▸ SHORT PROBLEM:
Write out the entries verbatim and leave the images out of the copy.

═══ DATA LINES

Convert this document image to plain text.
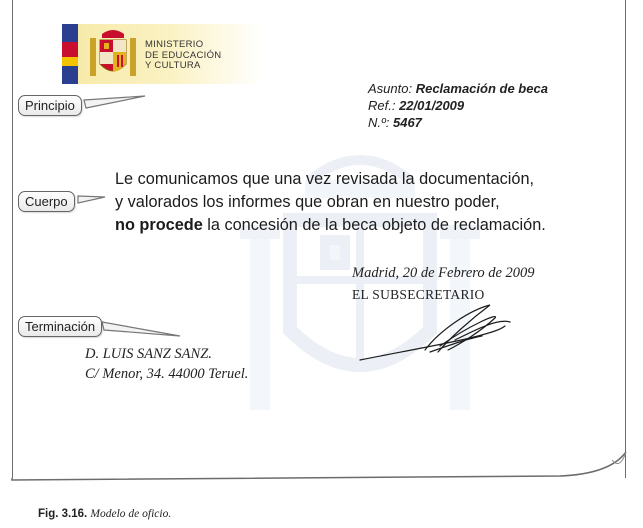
MINISTERIO
DE EDUCACIÓN
Y CULTURA
Asunto: Reclamación de beca
Ref.: 22/01/2009
N.º: 5467
Principio
Cuerpo
Terminación
Le comunicamos que una vez revisada la documentación,
y valorados los informes que obran en nuestro poder,
no procede la concesión de la beca objeto de reclamación.
Madrid, 20 de Febrero de 2009
EL SUBSECRETARIO
D. LUIS SANZ SANZ.
C/ Menor, 34. 44000 Teruel.
Fig. 3.16. Modelo de oficio.
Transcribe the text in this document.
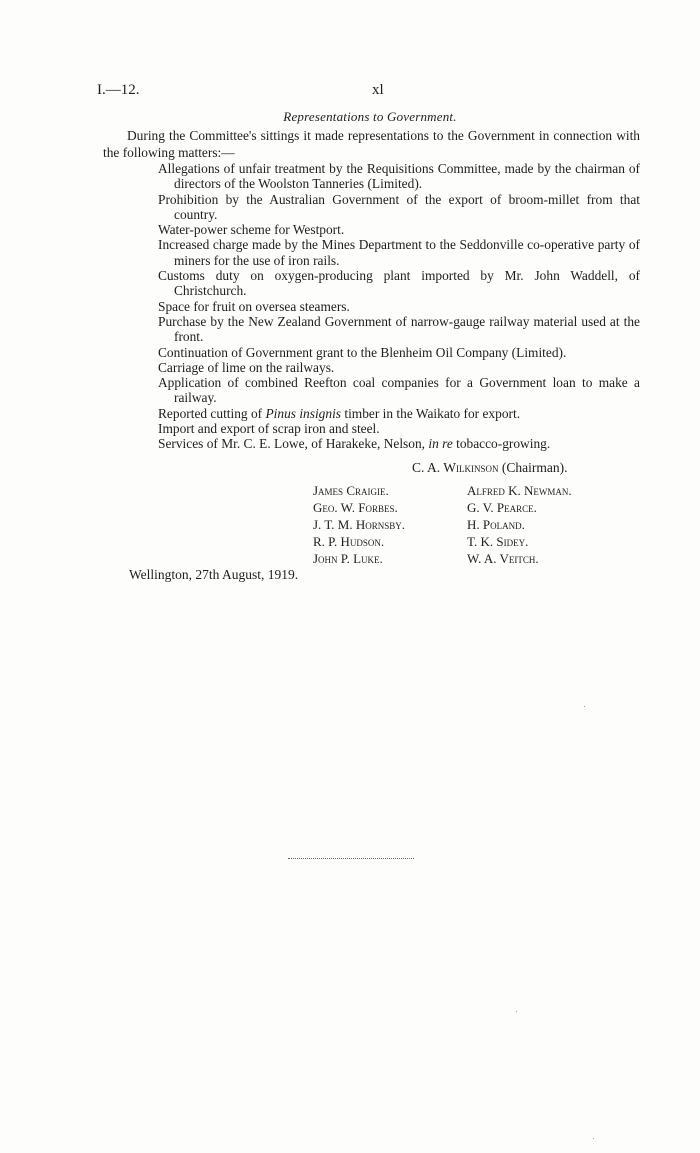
I.—12.	xl
Representations to Government.

During the Committee's sittings it made representations to the Government in connection with the following matters:—

Allegations of unfair treatment by the Requisitions Committee, made by the chairman of directors of the Woolston Tanneries (Limited).
Prohibition by the Australian Government of the export of broom-millet from that country.
Water-power scheme for Westport.
Increased charge made by the Mines Department to the Seddonville co-operative party of miners for the use of iron rails.
Customs duty on oxygen-producing plant imported by Mr. John Waddell, of Christchurch.
Space for fruit on oversea steamers.
Purchase by the New Zealand Government of narrow-gauge railway material used at the front.
Continuation of Government grant to the Blenheim Oil Company (Limited).
Carriage of lime on the railways.
Application of combined Reefton coal companies for a Government loan to make a railway.
Reported cutting of Pinus insignis timber in the Waikato for export.
Import and export of scrap iron and steel.
Services of Mr. C. E. Lowe, of Harakeke, Nelson, in re tobacco-growing.
C. A. Wilkinson (Chairman).
James Craigie.
Geo. W. Forbes.
J. T. M. Hornsby.
R. P. Hudson.
John P. Luke.
Alfred K. Newman.
G. V. Pearce.
H. Poland.
T. K. Sidey.
W. A. Veitch.
Wellington, 27th August, 1919.
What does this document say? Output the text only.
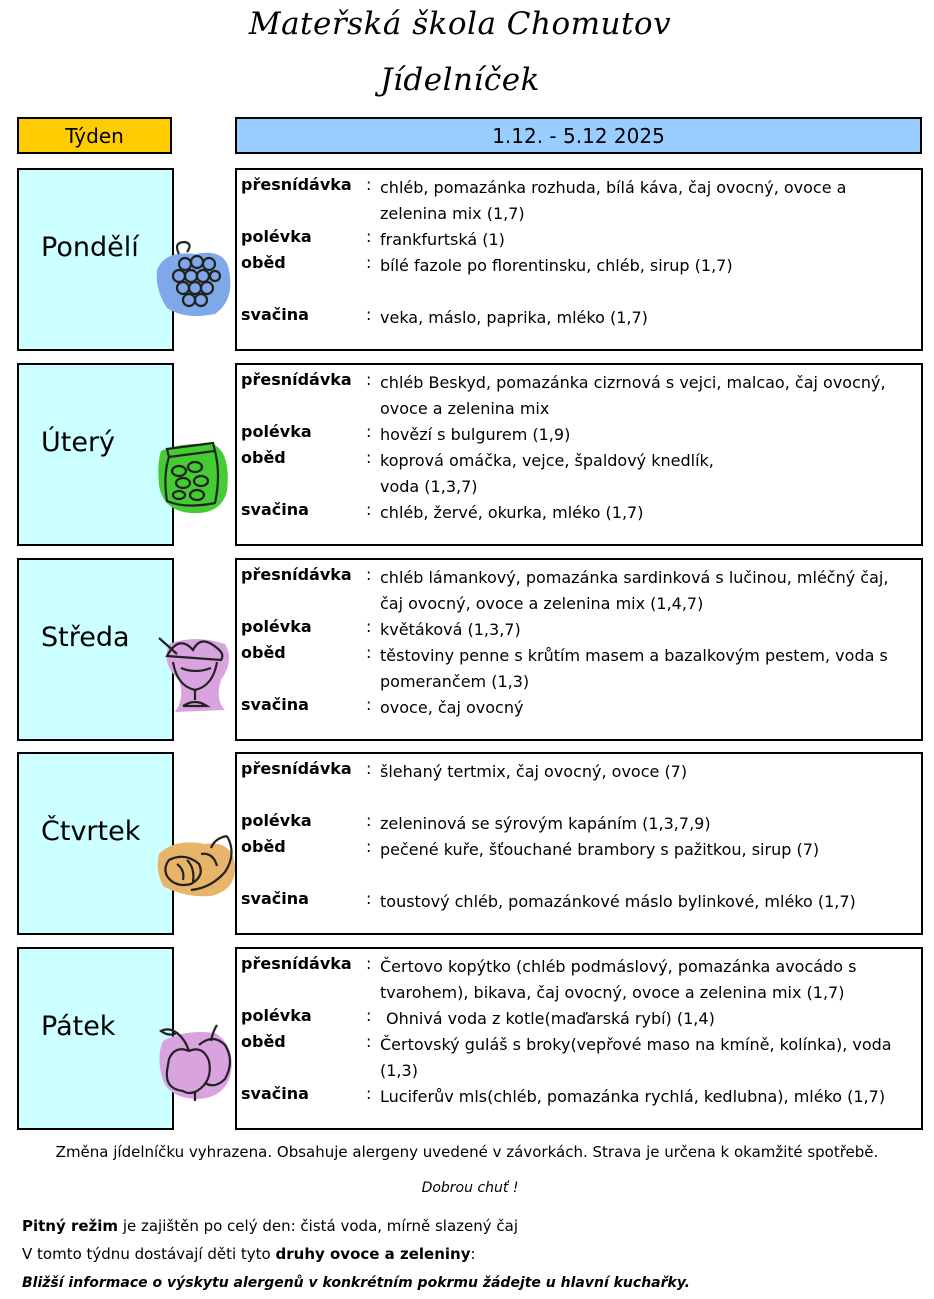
Mateřská škola Chomutov
Jídelníček
Týden	1.12. - 5.12 2025
Pondělí
přesnídávka : chléb, pomazánka rozhuda, bílá káva, čaj ovocný, ovoce a zelenina mix (1,7)
polévka	: frankfurtská (1)
oběd	: bílé fazole po florentinsku, chléb, sirup (1,7)
svačina	: veka, máslo, paprika, mléko (1,7)
Úterý
přesnídávka : chléb Beskyd, pomazánka cizrnová s vejci, malcao, čaj ovocný, ovoce a zelenina mix
polévka	: hovězí s bulgurem (1,9)
oběd	: koprová omáčka, vejce, špaldový knedlík, voda (1,3,7)
svačina	: chléb, žervé, okurka, mléko (1,7)
Středa
přesnídávka : chléb lámankový, pomazánka sardinková s lučinou, mléčný čaj, čaj ovocný, ovoce a zelenina mix (1,4,7)
polévka	: květáková (1,3,7)
oběd	: těstoviny penne s krůtím masem a bazalkovým pestem, voda s pomerančem (1,3)
svačina	: ovoce, čaj ovocný
Čtvrtek
přesnídávka : šlehaný tertmix, čaj ovocný, ovoce (7)
polévka	: zeleninová se sýrovým kapáním (1,3,7,9)
oběd	: pečené kuře, šťouchané brambory s pažitkou, sirup (7)
svačina	: toustový chléb, pomazánkové máslo bylinkové, mléko (1,7)
Pátek
přesnídávka : Čertovo kopýtko (chléb podmáslový, pomazánka avocádo s tvarohem), bikava, čaj ovocný, ovoce a zelenina mix (1,7)
polévka	: Ohnivá voda z kotle(maďarská rybí) (1,4)
oběd	: Čertovský guláš s broky(vepřové maso na kmíně, kolínka), voda (1,3)
svačina	: Luciferův mls(chléb, pomazánka rychlá, kedlubna), mléko (1,7)
Změna jídelníčku vyhrazena. Obsahuje alergeny uvedené v závorkách. Strava je určena k okamžité spotřebě.
Dobrou chuť !
Pitný režim je zajištěn po celý den: čistá voda, mírně slazený čaj
V tomto týdnu dostávají děti tyto druhy ovoce a zeleniny:
Bližší informace o výskytu alergenů v konkrétním pokrmu žádejte u hlavní kuchařky.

══════

▸ RESPONSE TO THIS TASK:
Convert this document image to plain text.
MINISTERIO
DE EDUCACIÓN
Y CULTURA
Asunto: Reclamación de beca
Ref.: 22/01/2009
N.º: 5467
Principio
Cuerpo
Terminación
Le comunicamos que una vez revisada la documentación,
y valorados los informes que obran en nuestro poder,
no procede la concesión de la beca objeto de reclamación.
Madrid, 20 de Febrero de 2009
EL SUBSECRETARIO
D. LUIS SANZ SANZ.
C/ Menor, 34. 44000 Teruel.
Fig. 3.16. Modelo de oficio.
Transcribe the text in this document.
I.—12.	xl
Representations to Government.

During the Committee's sittings it made representations to the Government in connection with the following matters:—

Allegations of unfair treatment by the Requisitions Committee, made by the chairman of directors of the Woolston Tanneries (Limited).
Prohibition by the Australian Government of the export of broom-millet from that country.
Water-power scheme for Westport.
Increased charge made by the Mines Department to the Seddonville co-operative party of miners for the use of iron rails.
Customs duty on oxygen-producing plant imported by Mr. John Waddell, of Christchurch.
Space for fruit on oversea steamers.
Purchase by the New Zealand Government of narrow-gauge railway material used at the front.
Continuation of Government grant to the Blenheim Oil Company (Limited).
Carriage of lime on the railways.
Application of combined Reefton coal companies for a Government loan to make a railway.
Reported cutting of Pinus insignis timber in the Waikato for export.
Import and export of scrap iron and steel.
Services of Mr. C. E. Lowe, of Harakeke, Nelson, in re tobacco-growing.
C. A. Wilkinson (Chairman).
James Craigie.
Geo. W. Forbes.
J. T. M. Hornsby.
R. P. Hudson.
John P. Luke.
Alfred K. Newman.
G. V. Pearce.
H. Poland.
T. K. Sidey.
W. A. Veitch.
Wellington, 27th August, 1919.
What does this document say? Output the text only.
Mateřská škola Chomutov
Jídelníček
Týden	1.12. - 5.12 2025
Pondělí
přesnídávka : chléb, pomazánka rozhuda, bílá káva, čaj ovocný, ovoce a zelenina mix (1,7)
polévka	: frankfurtská (1)
oběd	: bílé fazole po florentinsku, chléb, sirup (1,7)
svačina	: veka, máslo, paprika, mléko (1,7)
Úterý
přesnídávka : chléb Beskyd, pomazánka cizrnová s vejci, malcao, čaj ovocný, ovoce a zelenina mix
polévka	: hovězí s bulgurem (1,9)
oběd	: koprová omáčka, vejce, špaldový knedlík, voda (1,3,7)
svačina	: chléb, žervé, okurka, mléko (1,7)
Středa
přesnídávka : chléb lámankový, pomazánka sardinková s lučinou, mléčný čaj, čaj ovocný, ovoce a zelenina mix (1,4,7)
polévka	: květáková (1,3,7)
oběd	: těstoviny penne s krůtím masem a bazalkovým pestem, voda s pomerančem (1,3)
svačina	: ovoce, čaj ovocný
Čtvrtek
přesnídávka : šlehaný tertmix, čaj ovocný, ovoce (7)
polévka	: zeleninová se sýrovým kapáním (1,3,7,9)
oběd	: pečené kuře, šťouchané brambory s pažitkou, sirup (7)
svačina	: toustový chléb, pomazánkové máslo bylinkové, mléko (1,7)
Pátek
přesnídávka : Čertovo kopýtko (chléb podmáslový, pomazánka avocádo s tvarohem), bikava, čaj ovocný, ovoce a zelenina mix (1,7)
polévka	: Ohnivá voda z kotle(maďarská rybí) (1,4)
oběd	: Čertovský guláš s broky(vepřové maso na kmíně, kolínka), voda (1,3)
svačina	: Luciferův mls(chléb, pomazánka rychlá, kedlubna), mléko (1,7)
Změna jídelníčku vyhrazena. Obsahuje alergeny uvedené v závorkách. Strava je určena k okamžité spotřebě.
Dobrou chuť !
Pitný režim je zajištěn po celý den: čistá voda, mírně slazený čaj
V tomto týdnu dostávají děti tyto druhy ovoce a zeleniny:
Bližší informace o výskytu alergenů v konkrétním pokrmu žádejte u hlavní kuchařky.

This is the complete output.